## Written instruction:
Go through the material below and copy all lines with "Practical".

## Recorded information:
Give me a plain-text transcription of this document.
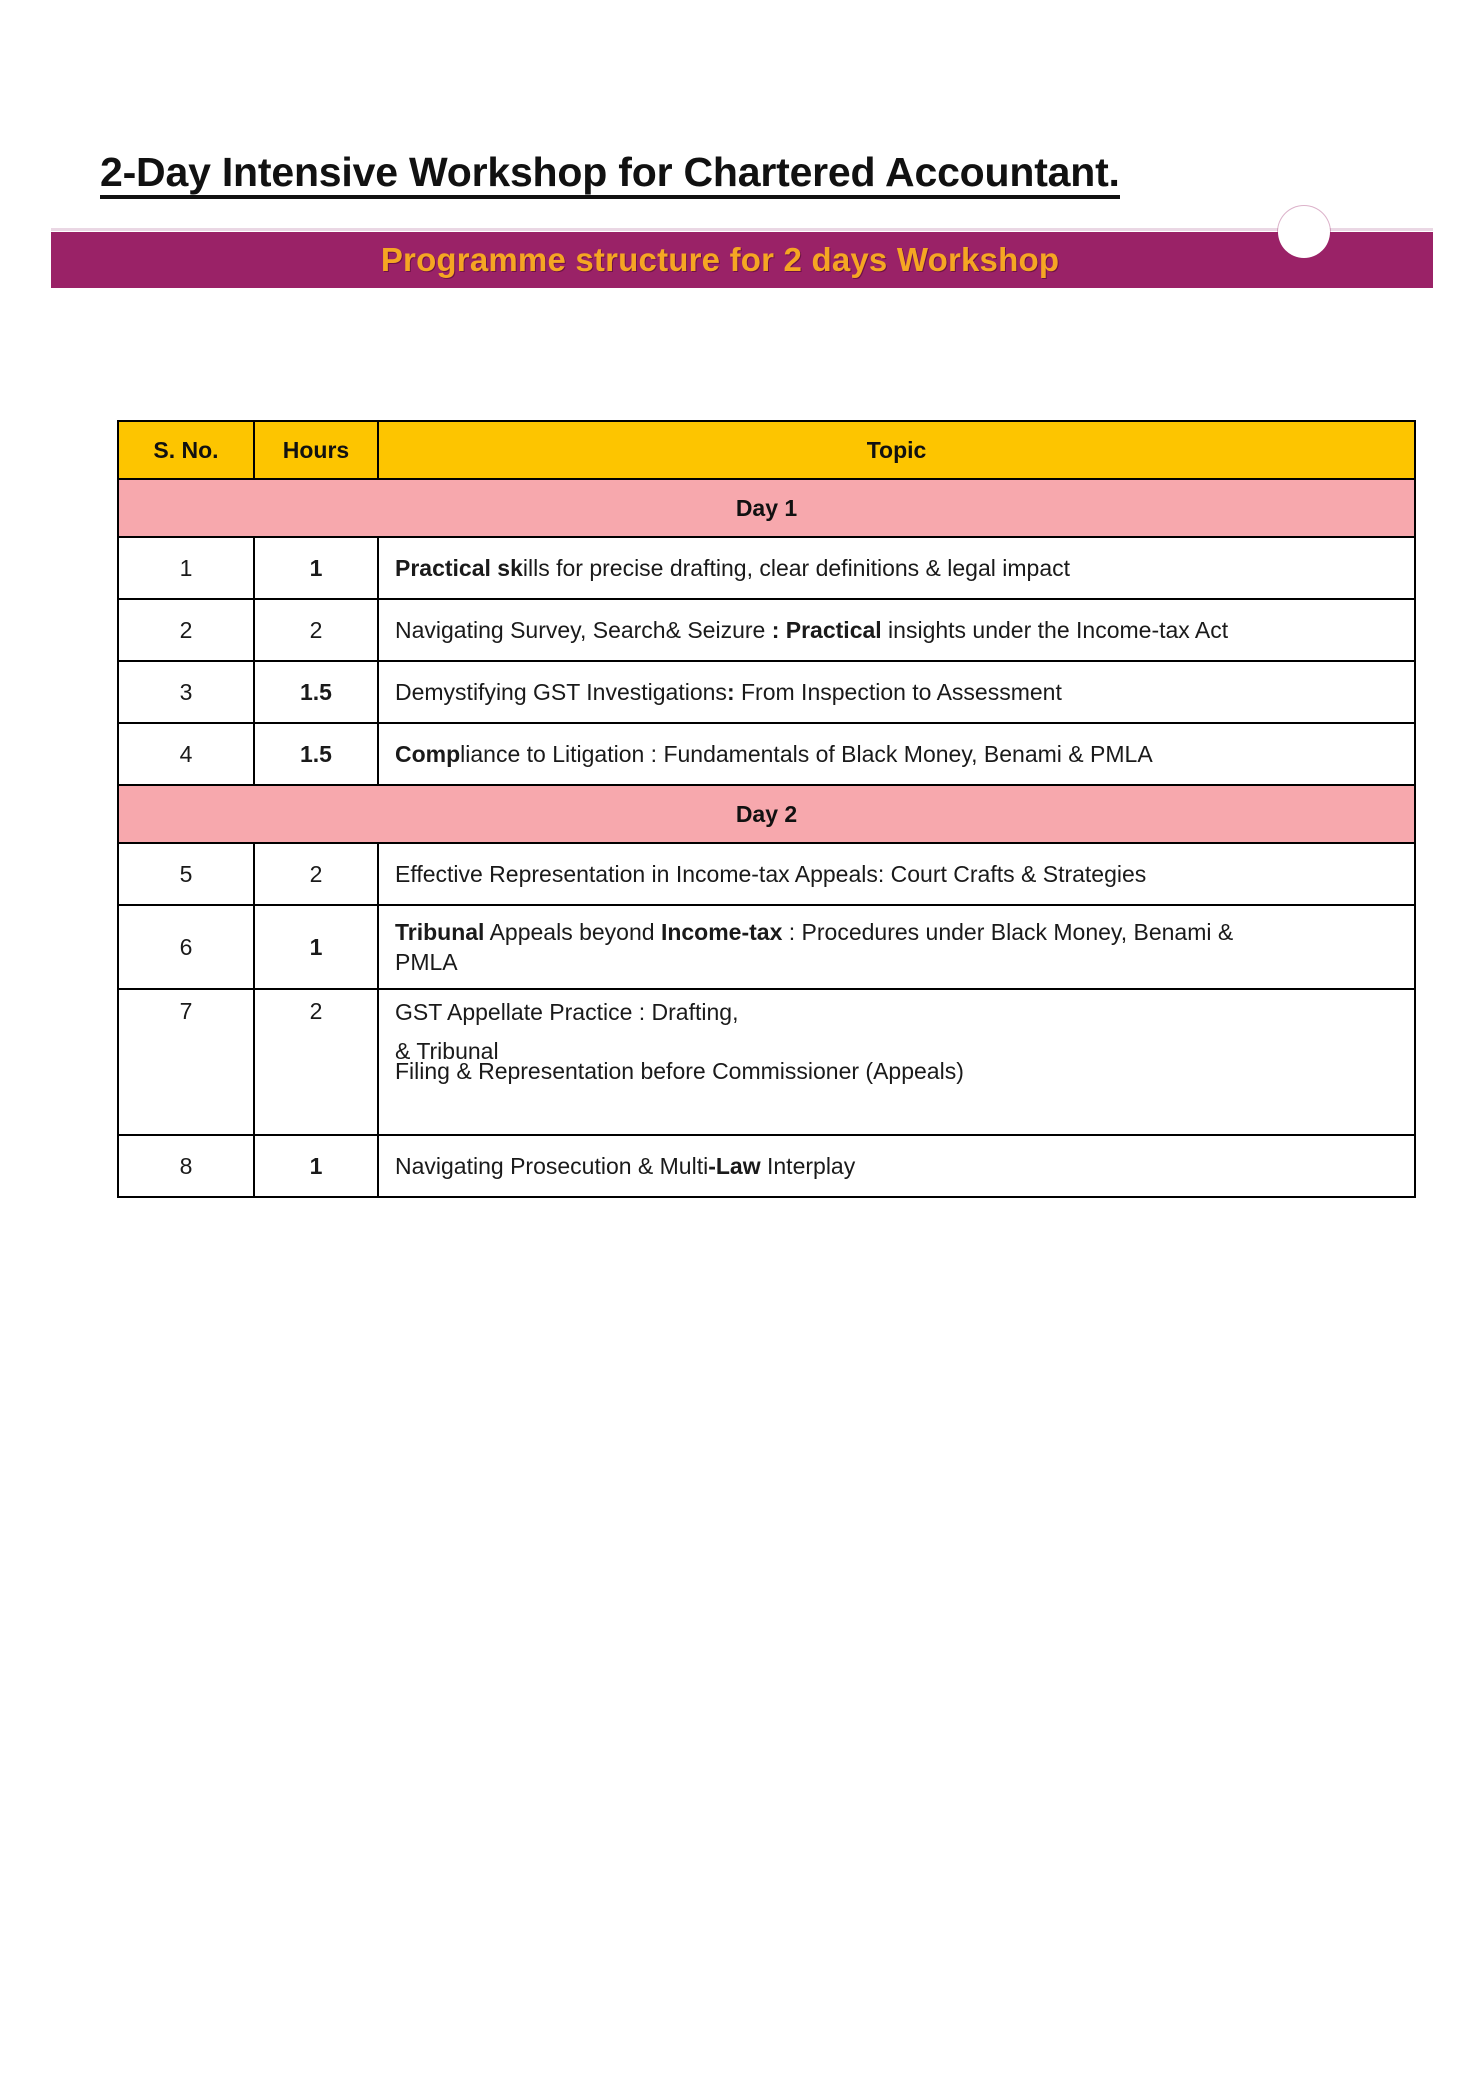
2-Day Intensive Workshop for Chartered Accountant.
Programme structure for 2 days Workshop
S. No.	Hours	Topic
Day 1		
1	1	Practical skills for precise drafting, clear definitions & legal impact
2	2	Navigating Survey, Search& Seizure : Practical insights under the Income-tax Act
3	1.5	Demystifying GST Investigations: From Inspection to Assessment
4	1.5	Compliance to Litigation : Fundamentals of Black Money, Benami & PMLA
Day 2		
5	2	Effective Representation in Income-tax Appeals: Court Crafts & Strategies
6	1	Tribunal Appeals beyond Income-tax : Procedures under Black Money, Benami &
PMLA

7	2	GST Appellate Practice : Drafting,
& Tribunal
Filing & Representation before Commissioner (Appeals)

8	1	Navigating Prosecution & Multi-Law Interplay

## Exercise answer:
1	1	Practical skills for precise drafting, clear definitions & legal impact
2	2	Navigating Survey, Search& Seizure : Practical insights under the Income-tax Act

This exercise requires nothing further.